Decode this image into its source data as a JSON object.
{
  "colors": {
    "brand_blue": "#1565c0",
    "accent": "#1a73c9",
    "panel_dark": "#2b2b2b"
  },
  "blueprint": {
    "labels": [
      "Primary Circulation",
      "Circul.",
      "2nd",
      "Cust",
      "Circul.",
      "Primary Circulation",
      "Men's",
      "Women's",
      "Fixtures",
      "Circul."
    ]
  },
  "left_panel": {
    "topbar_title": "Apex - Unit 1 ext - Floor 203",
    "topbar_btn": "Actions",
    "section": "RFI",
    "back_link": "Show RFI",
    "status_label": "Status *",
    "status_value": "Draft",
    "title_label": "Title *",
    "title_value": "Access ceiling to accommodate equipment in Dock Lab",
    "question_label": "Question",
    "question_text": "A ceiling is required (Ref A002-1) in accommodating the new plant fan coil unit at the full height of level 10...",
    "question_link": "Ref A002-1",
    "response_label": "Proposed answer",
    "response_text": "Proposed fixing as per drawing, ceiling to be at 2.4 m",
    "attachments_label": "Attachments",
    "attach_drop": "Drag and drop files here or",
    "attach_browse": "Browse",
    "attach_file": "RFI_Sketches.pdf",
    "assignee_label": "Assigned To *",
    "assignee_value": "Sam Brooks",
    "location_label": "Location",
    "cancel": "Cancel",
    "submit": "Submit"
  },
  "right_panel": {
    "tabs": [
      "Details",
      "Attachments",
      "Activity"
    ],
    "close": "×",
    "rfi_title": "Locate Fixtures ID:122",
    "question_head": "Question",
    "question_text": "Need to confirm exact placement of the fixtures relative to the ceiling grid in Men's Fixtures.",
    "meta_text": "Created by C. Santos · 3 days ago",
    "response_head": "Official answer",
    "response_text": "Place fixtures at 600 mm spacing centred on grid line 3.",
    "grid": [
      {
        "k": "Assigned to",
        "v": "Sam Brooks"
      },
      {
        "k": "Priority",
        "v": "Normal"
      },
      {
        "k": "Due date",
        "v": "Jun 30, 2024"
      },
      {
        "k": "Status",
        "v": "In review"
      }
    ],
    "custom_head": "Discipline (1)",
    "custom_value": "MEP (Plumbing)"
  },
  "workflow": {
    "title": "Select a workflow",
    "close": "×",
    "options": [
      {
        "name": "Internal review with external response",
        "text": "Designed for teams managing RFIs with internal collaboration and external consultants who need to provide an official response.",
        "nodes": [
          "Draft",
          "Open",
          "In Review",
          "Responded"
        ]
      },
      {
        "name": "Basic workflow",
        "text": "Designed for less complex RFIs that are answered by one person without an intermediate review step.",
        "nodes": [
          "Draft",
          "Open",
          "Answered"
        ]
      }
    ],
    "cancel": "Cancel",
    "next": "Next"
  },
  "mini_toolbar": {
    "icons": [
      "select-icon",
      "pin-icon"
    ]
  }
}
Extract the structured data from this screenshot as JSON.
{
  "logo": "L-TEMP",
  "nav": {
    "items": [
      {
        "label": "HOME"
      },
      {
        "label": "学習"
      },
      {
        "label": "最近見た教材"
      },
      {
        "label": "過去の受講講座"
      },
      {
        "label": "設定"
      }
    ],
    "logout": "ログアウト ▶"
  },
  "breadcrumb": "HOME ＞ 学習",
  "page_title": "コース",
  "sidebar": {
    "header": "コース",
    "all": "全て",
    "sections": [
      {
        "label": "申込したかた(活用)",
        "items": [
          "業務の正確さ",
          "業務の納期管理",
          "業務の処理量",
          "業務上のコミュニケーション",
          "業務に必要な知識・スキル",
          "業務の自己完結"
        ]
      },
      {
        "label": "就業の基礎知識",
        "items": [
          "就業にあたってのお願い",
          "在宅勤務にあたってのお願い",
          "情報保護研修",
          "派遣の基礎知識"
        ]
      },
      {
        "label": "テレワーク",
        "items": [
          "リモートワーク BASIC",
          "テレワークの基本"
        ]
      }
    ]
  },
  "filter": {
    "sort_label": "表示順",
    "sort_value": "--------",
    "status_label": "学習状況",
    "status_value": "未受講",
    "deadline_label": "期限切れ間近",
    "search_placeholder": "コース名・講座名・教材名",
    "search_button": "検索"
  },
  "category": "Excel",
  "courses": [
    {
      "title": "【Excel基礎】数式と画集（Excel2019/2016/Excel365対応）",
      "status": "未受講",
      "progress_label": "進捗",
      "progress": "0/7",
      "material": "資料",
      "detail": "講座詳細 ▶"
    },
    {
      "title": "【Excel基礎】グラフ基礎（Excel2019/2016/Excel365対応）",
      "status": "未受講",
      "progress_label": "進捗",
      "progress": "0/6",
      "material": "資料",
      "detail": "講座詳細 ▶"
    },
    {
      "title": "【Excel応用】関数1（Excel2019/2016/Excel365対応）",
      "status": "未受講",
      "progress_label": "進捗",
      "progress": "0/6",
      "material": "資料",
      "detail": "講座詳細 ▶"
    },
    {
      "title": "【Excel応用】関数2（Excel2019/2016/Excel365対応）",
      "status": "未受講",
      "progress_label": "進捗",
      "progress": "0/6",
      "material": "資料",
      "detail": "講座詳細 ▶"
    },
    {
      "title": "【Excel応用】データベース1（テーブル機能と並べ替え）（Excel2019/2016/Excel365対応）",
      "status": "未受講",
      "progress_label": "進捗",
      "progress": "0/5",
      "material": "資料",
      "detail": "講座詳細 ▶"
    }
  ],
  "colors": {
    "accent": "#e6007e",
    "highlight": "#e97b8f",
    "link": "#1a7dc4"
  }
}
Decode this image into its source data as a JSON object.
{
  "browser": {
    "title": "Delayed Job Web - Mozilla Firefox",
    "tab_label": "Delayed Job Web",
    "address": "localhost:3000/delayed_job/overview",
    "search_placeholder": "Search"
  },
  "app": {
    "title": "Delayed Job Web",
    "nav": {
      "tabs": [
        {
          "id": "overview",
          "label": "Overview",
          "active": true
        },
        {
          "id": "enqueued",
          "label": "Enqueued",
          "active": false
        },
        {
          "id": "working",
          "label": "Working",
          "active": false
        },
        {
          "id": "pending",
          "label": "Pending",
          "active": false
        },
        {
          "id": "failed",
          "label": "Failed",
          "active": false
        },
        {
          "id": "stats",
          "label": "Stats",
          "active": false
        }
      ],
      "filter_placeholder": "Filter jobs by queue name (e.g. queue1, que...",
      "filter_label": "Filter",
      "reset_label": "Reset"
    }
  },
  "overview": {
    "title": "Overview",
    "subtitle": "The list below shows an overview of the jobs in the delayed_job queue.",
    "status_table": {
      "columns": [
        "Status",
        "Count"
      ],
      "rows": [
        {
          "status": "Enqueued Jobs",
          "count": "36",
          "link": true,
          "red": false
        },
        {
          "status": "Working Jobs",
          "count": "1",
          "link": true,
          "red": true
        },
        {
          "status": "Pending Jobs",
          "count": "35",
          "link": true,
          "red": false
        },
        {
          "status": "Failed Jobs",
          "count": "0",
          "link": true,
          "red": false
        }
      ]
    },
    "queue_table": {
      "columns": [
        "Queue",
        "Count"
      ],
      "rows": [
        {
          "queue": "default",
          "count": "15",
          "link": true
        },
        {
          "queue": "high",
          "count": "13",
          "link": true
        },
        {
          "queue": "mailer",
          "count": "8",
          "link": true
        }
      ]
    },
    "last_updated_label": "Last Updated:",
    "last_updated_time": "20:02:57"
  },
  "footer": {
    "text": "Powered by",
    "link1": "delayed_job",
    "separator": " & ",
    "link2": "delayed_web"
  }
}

Stated goal:
Restate each record word for word.

Solved problem:
Decode this image into its source data as a JSON object.
{
  "colors": {
    "brand_blue": "#1565c0",
    "accent": "#1a73c9",
    "panel_dark": "#2b2b2b"
  },
  "blueprint": {
    "labels": [
      "Primary Circulation",
      "Circul.",
      "2nd",
      "Cust",
      "Circul.",
      "Primary Circulation",
      "Men's",
      "Women's",
      "Fixtures",
      "Circul."
    ]
  },
  "left_panel": {
    "topbar_title": "Apex - Unit 1 ext - Floor 203",
    "topbar_btn": "Actions",
    "section": "RFI",
    "back_link": "Show RFI",
    "status_label": "Status *",
    "status_value": "Draft",
    "title_label": "Title *",
    "title_value": "Access ceiling to accommodate equipment in Dock Lab",
    "question_label": "Question",
    "question_text": "A ceiling is required (Ref A002-1) in accommodating the new plant fan coil unit at the full height of level 10...",
    "question_link": "Ref A002-1",
    "response_label": "Proposed answer",
    "response_text": "Proposed fixing as per drawing, ceiling to be at 2.4 m",
    "attachments_label": "Attachments",
    "attach_drop": "Drag and drop files here or",
    "attach_browse": "Browse",
    "attach_file": "RFI_Sketches.pdf",
    "assignee_label": "Assigned To *",
    "assignee_value": "Sam Brooks",
    "location_label": "Location",
    "cancel": "Cancel",
    "submit": "Submit"
  },
  "right_panel": {
    "tabs": [
      "Details",
      "Attachments",
      "Activity"
    ],
    "close": "×",
    "rfi_title": "Locate Fixtures ID:122",
    "question_head": "Question",
    "question_text": "Need to confirm exact placement of the fixtures relative to the ceiling grid in Men's Fixtures.",
    "meta_text": "Created by C. Santos · 3 days ago",
    "response_head": "Official answer",
    "response_text": "Place fixtures at 600 mm spacing centred on grid line 3.",
    "grid": [
      {
        "k": "Assigned to",
        "v": "Sam Brooks"
      },
      {
        "k": "Priority",
        "v": "Normal"
      },
      {
        "k": "Due date",
        "v": "Jun 30, 2024"
      },
      {
        "k": "Status",
        "v": "In review"
      }
    ],
    "custom_head": "Discipline (1)",
    "custom_value": "MEP (Plumbing)"
  },
  "workflow": {
    "title": "Select a workflow",
    "close": "×",
    "options": [
      {
        "name": "Internal review with external response",
        "text": "Designed for teams managing RFIs with internal collaboration and external consultants who need to provide an official response.",
        "nodes": [
          "Draft",
          "Open",
          "In Review",
          "Responded"
        ]
      },
      {
        "name": "Basic workflow",
        "text": "Designed for less complex RFIs that are answered by one person without an intermediate review step.",
        "nodes": [
          "Draft",
          "Open",
          "Answered"
        ]
      }
    ],
    "cancel": "Cancel",
    "next": "Next"
  },
  "mini_toolbar": {
    "icons": [
      "select-icon",
      "pin-icon"
    ]
  }
}
Extract the structured data from this screenshot as JSON.
{
  "logo": "L-TEMP",
  "nav": {
    "items": [
      {
        "label": "HOME"
      },
      {
        "label": "学習"
      },
      {
        "label": "最近見た教材"
      },
      {
        "label": "過去の受講講座"
      },
      {
        "label": "設定"
      }
    ],
    "logout": "ログアウト ▶"
  },
  "breadcrumb": "HOME ＞ 学習",
  "page_title": "コース",
  "sidebar": {
    "header": "コース",
    "all": "全て",
    "sections": [
      {
        "label": "申込したかた(活用)",
        "items": [
          "業務の正確さ",
          "業務の納期管理",
          "業務の処理量",
          "業務上のコミュニケーション",
          "業務に必要な知識・スキル",
          "業務の自己完結"
        ]
      },
      {
        "label": "就業の基礎知識",
        "items": [
          "就業にあたってのお願い",
          "在宅勤務にあたってのお願い",
          "情報保護研修",
          "派遣の基礎知識"
        ]
      },
      {
        "label": "テレワーク",
        "items": [
          "リモートワーク BASIC",
          "テレワークの基本"
        ]
      }
    ]
  },
  "filter": {
    "sort_label": "表示順",
    "sort_value": "--------",
    "status_label": "学習状況",
    "status_value": "未受講",
    "deadline_label": "期限切れ間近",
    "search_placeholder": "コース名・講座名・教材名",
    "search_button": "検索"
  },
  "category": "Excel",
  "courses": [
    {
      "title": "【Excel基礎】数式と画集（Excel2019/2016/Excel365対応）",
      "status": "未受講",
      "progress_label": "進捗",
      "progress": "0/7",
      "material": "資料",
      "detail": "講座詳細 ▶"
    },
    {
      "title": "【Excel基礎】グラフ基礎（Excel2019/2016/Excel365対応）",
      "status": "未受講",
      "progress_label": "進捗",
      "progress": "0/6",
      "material": "資料",
      "detail": "講座詳細 ▶"
    },
    {
      "title": "【Excel応用】関数1（Excel2019/2016/Excel365対応）",
      "status": "未受講",
      "progress_label": "進捗",
      "progress": "0/6",
      "material": "資料",
      "detail": "講座詳細 ▶"
    },
    {
      "title": "【Excel応用】関数2（Excel2019/2016/Excel365対応）",
      "status": "未受講",
      "progress_label": "進捗",
      "progress": "0/6",
      "material": "資料",
      "detail": "講座詳細 ▶"
    },
    {
      "title": "【Excel応用】データベース1（テーブル機能と並べ替え）（Excel2019/2016/Excel365対応）",
      "status": "未受講",
      "progress_label": "進捗",
      "progress": "0/5",
      "material": "資料",
      "detail": "講座詳細 ▶"
    }
  ],
  "colors": {
    "accent": "#e6007e",
    "highlight": "#e97b8f",
    "link": "#1a7dc4"
  }
}
Decode this image into its source data as a JSON object.
{
  "browser": {
    "title": "Delayed Job Web - Mozilla Firefox",
    "tab_label": "Delayed Job Web",
    "address": "localhost:3000/delayed_job/overview",
    "search_placeholder": "Search"
  },
  "app": {
    "title": "Delayed Job Web",
    "nav": {
      "tabs": [
        {
          "id": "overview",
          "label": "Overview",
          "active": true
        },
        {
          "id": "enqueued",
          "label": "Enqueued",
          "active": false
        },
        {
          "id": "working",
          "label": "Working",
          "active": false
        },
        {
          "id": "pending",
          "label": "Pending",
          "active": false
        },
        {
          "id": "failed",
          "label": "Failed",
          "active": false
        },
        {
          "id": "stats",
          "label": "Stats",
          "active": false
        }
      ],
      "filter_placeholder": "Filter jobs by queue name (e.g. queue1, que...",
      "filter_label": "Filter",
      "reset_label": "Reset"
    }
  },
  "overview": {
    "title": "Overview",
    "subtitle": "The list below shows an overview of the jobs in the delayed_job queue.",
    "status_table": {
      "columns": [
        "Status",
        "Count"
      ],
      "rows": [
        {
          "status": "Enqueued Jobs",
          "count": "36",
          "link": true,
          "red": false
        },
        {
          "status": "Working Jobs",
          "count": "1",
          "link": true,
          "red": true
        },
        {
          "status": "Pending Jobs",
          "count": "35",
          "link": true,
          "red": false
        },
        {
          "status": "Failed Jobs",
          "count": "0",
          "link": true,
          "red": false
        }
      ]
    },
    "queue_table": {
      "columns": [
        "Queue",
        "Count"
      ],
      "rows": [
        {
          "queue": "default",
          "count": "15",
          "link": true
        },
        {
          "queue": "high",
          "count": "13",
          "link": true
        },
        {
          "queue": "mailer",
          "count": "8",
          "link": true
        }
      ]
    },
    "last_updated_label": "Last Updated:",
    "last_updated_time": "20:02:57"
  },
  "footer": {
    "text": "Powered by",
    "link1": "delayed_job",
    "separator": " & ",
    "link2": "delayed_web"
  }
}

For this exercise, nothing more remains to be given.